Material provided:
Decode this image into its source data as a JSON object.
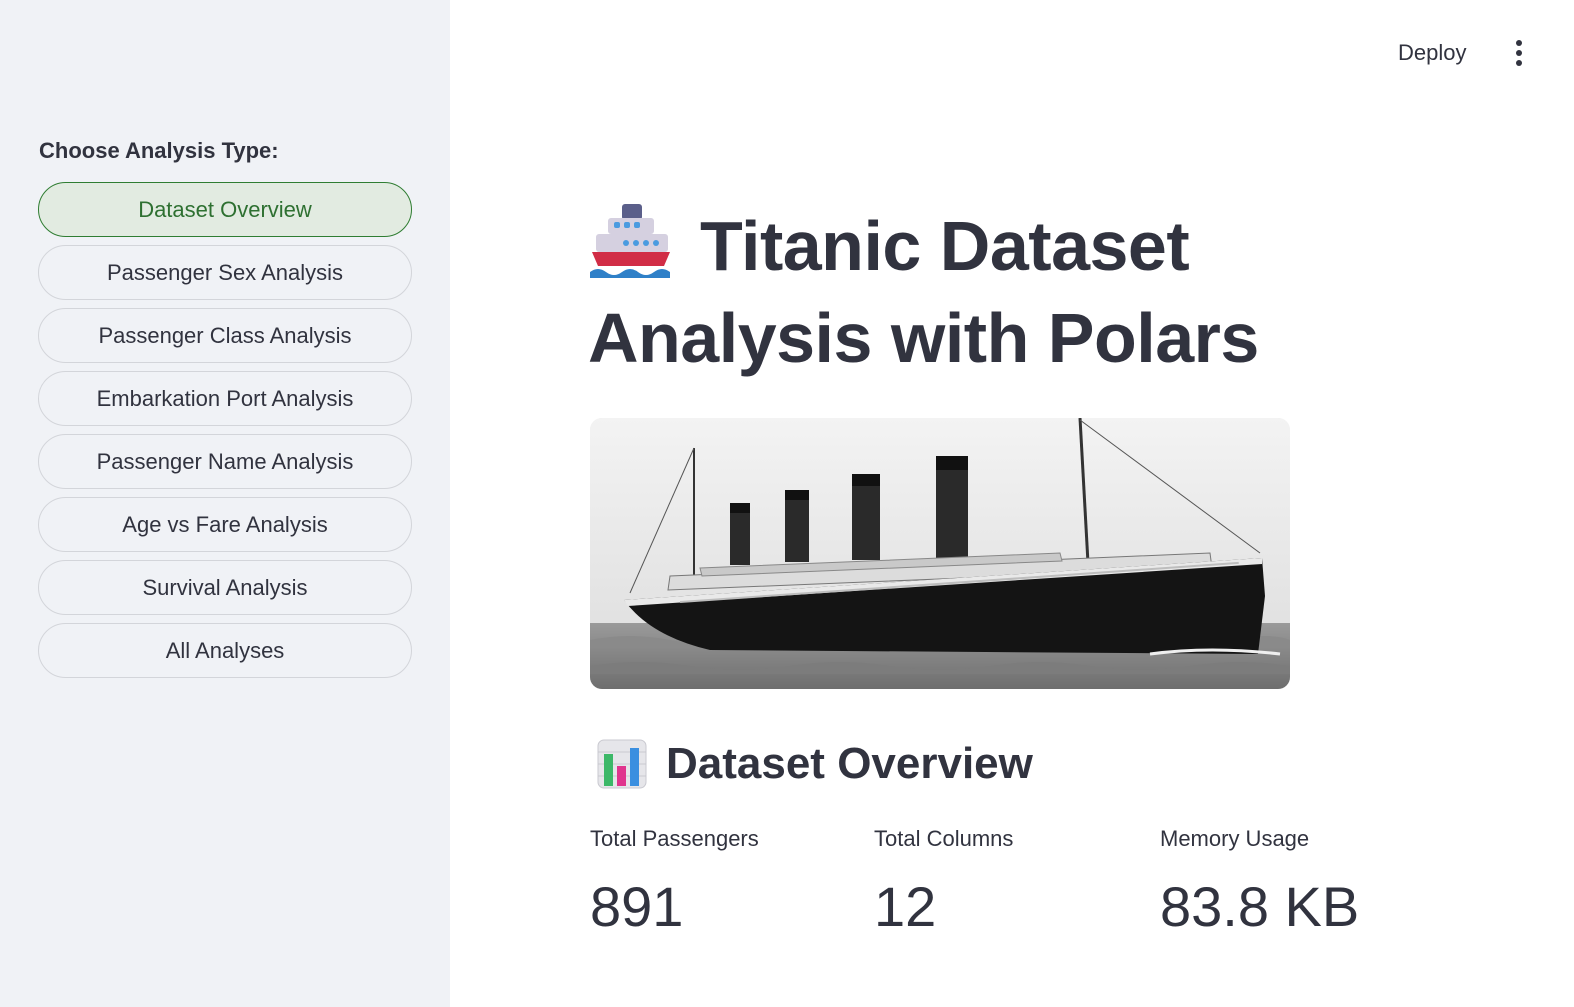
{
  "sidebar": {
    "heading": "Choose Analysis Type:",
    "options": [
      {
        "label": "Dataset Overview",
        "active": true
      },
      {
        "label": "Passenger Sex Analysis",
        "active": false
      },
      {
        "label": "Passenger Class Analysis",
        "active": false
      },
      {
        "label": "Embarkation Port Analysis",
        "active": false
      },
      {
        "label": "Passenger Name Analysis",
        "active": false
      },
      {
        "label": "Age vs Fare Analysis",
        "active": false
      },
      {
        "label": "Survival Analysis",
        "active": false
      },
      {
        "label": "All Analyses",
        "active": false
      }
    ]
  },
  "header": {
    "deploy_label": "Deploy",
    "menu_icon": "vertical-ellipsis-icon"
  },
  "main": {
    "title": "Titanic Dataset Analysis with Polars",
    "title_icon": "ship-icon",
    "hero_image": "titanic-ship-photo",
    "section_title": "Dataset Overview",
    "section_icon": "bar-chart-icon",
    "metrics": [
      {
        "label": "Total Passengers",
        "value": "891"
      },
      {
        "label": "Total Columns",
        "value": "12"
      },
      {
        "label": "Memory Usage",
        "value": "83.8 KB"
      }
    ]
  },
  "colors": {
    "sidebar_bg": "#f0f2f6",
    "active_bg": "#e2ebe1",
    "active_border": "#2f7d32",
    "active_text": "#2e7031",
    "text": "#31333f"
  }
}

Task goal:
Can the entries above be repeated exactly, without their pictures?

Solution:
Decode this image into its source data as a JSON object.
{
  "sidebar": {
    "heading": "Choose Analysis Type:",
    "options": [
      {
        "label": "Dataset Overview",
        "active": true
      },
      {
        "label": "Passenger Sex Analysis",
        "active": false
      },
      {
        "label": "Passenger Class Analysis",
        "active": false
      },
      {
        "label": "Embarkation Port Analysis",
        "active": false
      },
      {
        "label": "Passenger Name Analysis",
        "active": false
      },
      {
        "label": "Age vs Fare Analysis",
        "active": false
      },
      {
        "label": "Survival Analysis",
        "active": false
      },
      {
        "label": "All Analyses",
        "active": false
      }
    ]
  },
  "header": {
    "deploy_label": "Deploy",
    "menu_icon": "vertical-ellipsis-icon"
  },
  "main": {
    "title": "Titanic Dataset Analysis with Polars",
    "title_icon": "ship-icon",
    "hero_image": "titanic-ship-photo",
    "section_title": "Dataset Overview",
    "section_icon": "bar-chart-icon",
    "metrics": [
      {
        "label": "Total Passengers",
        "value": "891"
      },
      {
        "label": "Total Columns",
        "value": "12"
      },
      {
        "label": "Memory Usage",
        "value": "83.8 KB"
      }
    ]
  },
  "colors": {
    "sidebar_bg": "#f0f2f6",
    "active_bg": "#e2ebe1",
    "active_border": "#2f7d32",
    "active_text": "#2e7031",
    "text": "#31333f"
  }
}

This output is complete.